Write out every entry exactly as it appears.
++++ Entries shown ++++
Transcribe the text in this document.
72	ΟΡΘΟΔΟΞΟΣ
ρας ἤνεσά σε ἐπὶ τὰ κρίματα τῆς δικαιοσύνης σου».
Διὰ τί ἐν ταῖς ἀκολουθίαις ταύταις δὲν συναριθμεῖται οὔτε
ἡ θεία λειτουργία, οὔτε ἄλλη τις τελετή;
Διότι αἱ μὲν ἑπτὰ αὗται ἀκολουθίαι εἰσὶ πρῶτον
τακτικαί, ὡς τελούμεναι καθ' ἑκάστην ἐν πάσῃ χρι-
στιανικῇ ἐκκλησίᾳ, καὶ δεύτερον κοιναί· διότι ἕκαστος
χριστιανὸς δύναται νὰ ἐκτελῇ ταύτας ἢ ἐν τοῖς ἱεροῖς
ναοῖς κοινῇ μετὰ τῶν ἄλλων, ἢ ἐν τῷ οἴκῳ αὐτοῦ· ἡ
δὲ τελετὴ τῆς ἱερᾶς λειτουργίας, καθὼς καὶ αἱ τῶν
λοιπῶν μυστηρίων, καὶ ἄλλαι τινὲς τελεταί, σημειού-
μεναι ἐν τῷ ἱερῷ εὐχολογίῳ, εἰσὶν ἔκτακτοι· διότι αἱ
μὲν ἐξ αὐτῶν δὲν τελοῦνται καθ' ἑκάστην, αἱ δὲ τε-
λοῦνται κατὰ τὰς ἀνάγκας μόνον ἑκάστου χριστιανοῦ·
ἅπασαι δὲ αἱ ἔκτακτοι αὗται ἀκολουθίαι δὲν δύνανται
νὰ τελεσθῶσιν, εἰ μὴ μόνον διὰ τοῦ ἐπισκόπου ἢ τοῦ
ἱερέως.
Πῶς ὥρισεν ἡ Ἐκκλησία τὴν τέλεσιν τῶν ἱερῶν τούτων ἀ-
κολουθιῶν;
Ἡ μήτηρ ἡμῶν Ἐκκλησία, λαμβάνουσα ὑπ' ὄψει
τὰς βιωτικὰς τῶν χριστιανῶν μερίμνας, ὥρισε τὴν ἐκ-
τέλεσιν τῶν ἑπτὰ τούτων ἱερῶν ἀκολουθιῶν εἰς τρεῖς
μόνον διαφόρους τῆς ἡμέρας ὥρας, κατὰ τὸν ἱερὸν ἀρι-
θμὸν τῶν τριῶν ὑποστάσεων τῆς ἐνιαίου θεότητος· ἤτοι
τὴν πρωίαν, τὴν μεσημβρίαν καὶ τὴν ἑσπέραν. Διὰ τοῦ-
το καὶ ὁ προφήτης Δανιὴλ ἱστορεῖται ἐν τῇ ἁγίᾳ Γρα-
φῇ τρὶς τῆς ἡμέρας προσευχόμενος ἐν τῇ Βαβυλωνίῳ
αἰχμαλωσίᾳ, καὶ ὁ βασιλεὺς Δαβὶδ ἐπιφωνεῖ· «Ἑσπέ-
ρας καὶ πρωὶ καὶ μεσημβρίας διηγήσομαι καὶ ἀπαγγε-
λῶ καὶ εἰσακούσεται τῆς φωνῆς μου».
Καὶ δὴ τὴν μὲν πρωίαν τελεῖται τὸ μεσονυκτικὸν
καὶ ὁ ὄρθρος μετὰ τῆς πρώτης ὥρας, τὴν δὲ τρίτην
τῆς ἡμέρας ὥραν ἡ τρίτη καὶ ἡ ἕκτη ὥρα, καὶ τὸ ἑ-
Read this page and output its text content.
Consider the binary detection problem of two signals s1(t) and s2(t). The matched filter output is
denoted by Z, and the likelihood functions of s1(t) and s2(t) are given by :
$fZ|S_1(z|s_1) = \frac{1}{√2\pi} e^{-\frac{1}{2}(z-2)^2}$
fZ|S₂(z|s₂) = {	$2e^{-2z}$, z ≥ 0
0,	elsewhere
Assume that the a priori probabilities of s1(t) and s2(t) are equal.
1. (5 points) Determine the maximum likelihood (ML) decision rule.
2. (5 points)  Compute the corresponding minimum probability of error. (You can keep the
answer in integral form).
++++
Correct answer:
Transcribe the text in this document.
72	ΟΡΘΟΔΟΞΟΣ
ρας ἤνεσά σε ἐπὶ τὰ κρίματα τῆς δικαιοσύνης σου».
Διὰ τί ἐν ταῖς ἀκολουθίαις ταύταις δὲν συναριθμεῖται οὔτε
ἡ θεία λειτουργία, οὔτε ἄλλη τις τελετή;
Διότι αἱ μὲν ἑπτὰ αὗται ἀκολουθίαι εἰσὶ πρῶτον
τακτικαί, ὡς τελούμεναι καθ' ἑκάστην ἐν πάσῃ χρι-
στιανικῇ ἐκκλησίᾳ, καὶ δεύτερον κοιναί· διότι ἕκαστος
χριστιανὸς δύναται νὰ ἐκτελῇ ταύτας ἢ ἐν τοῖς ἱεροῖς
ναοῖς κοινῇ μετὰ τῶν ἄλλων, ἢ ἐν τῷ οἴκῳ αὐτοῦ· ἡ
δὲ τελετὴ τῆς ἱερᾶς λειτουργίας, καθὼς καὶ αἱ τῶν
λοιπῶν μυστηρίων, καὶ ἄλλαι τινὲς τελεταί, σημειού-
μεναι ἐν τῷ ἱερῷ εὐχολογίῳ, εἰσὶν ἔκτακτοι· διότι αἱ
μὲν ἐξ αὐτῶν δὲν τελοῦνται καθ' ἑκάστην, αἱ δὲ τε-
λοῦνται κατὰ τὰς ἀνάγκας μόνον ἑκάστου χριστιανοῦ·
ἅπασαι δὲ αἱ ἔκτακτοι αὗται ἀκολουθίαι δὲν δύνανται
νὰ τελεσθῶσιν, εἰ μὴ μόνον διὰ τοῦ ἐπισκόπου ἢ τοῦ
ἱερέως.
Πῶς ὥρισεν ἡ Ἐκκλησία τὴν τέλεσιν τῶν ἱερῶν τούτων ἀ-
κολουθιῶν;
Ἡ μήτηρ ἡμῶν Ἐκκλησία, λαμβάνουσα ὑπ' ὄψει
τὰς βιωτικὰς τῶν χριστιανῶν μερίμνας, ὥρισε τὴν ἐκ-
τέλεσιν τῶν ἑπτὰ τούτων ἱερῶν ἀκολουθιῶν εἰς τρεῖς
μόνον διαφόρους τῆς ἡμέρας ὥρας, κατὰ τὸν ἱερὸν ἀρι-
θμὸν τῶν τριῶν ὑποστάσεων τῆς ἐνιαίου θεότητος· ἤτοι
τὴν πρωίαν, τὴν μεσημβρίαν καὶ τὴν ἑσπέραν. Διὰ τοῦ-
το καὶ ὁ προφήτης Δανιὴλ ἱστορεῖται ἐν τῇ ἁγίᾳ Γρα-
φῇ τρὶς τῆς ἡμέρας προσευχόμενος ἐν τῇ Βαβυλωνίῳ
αἰχμαλωσίᾳ, καὶ ὁ βασιλεὺς Δαβὶδ ἐπιφωνεῖ· «Ἑσπέ-
ρας καὶ πρωὶ καὶ μεσημβρίας διηγήσομαι καὶ ἀπαγγε-
λῶ καὶ εἰσακούσεται τῆς φωνῆς μου».
Καὶ δὴ τὴν μὲν πρωίαν τελεῖται τὸ μεσονυκτικὸν
καὶ ὁ ὄρθρος μετὰ τῆς πρώτης ὥρας, τὴν δὲ τρίτην
τῆς ἡμέρας ὥραν ἡ τρίτη καὶ ἡ ἕκτη ὥρα, καὶ τὸ ἑ-
Read this page and output its text content.
Consider the binary detection problem of two signals s1(t) and s2(t). The matched filter output is
denoted by Z, and the likelihood functions of s1(t) and s2(t) are given by :
$fZ|S_1(z|s_1) = \frac{1}{√2\pi} e^{-\frac{1}{2}(z-2)^2}$
fZ|S₂(z|s₂) = {	$2e^{-2z}$, z ≥ 0
0,	elsewhere
Assume that the a priori probabilities of s1(t) and s2(t) are equal.
1. (5 points) Determine the maximum likelihood (ML) decision rule.
2. (5 points)  Compute the corresponding minimum probability of error. (You can keep the
answer in integral form).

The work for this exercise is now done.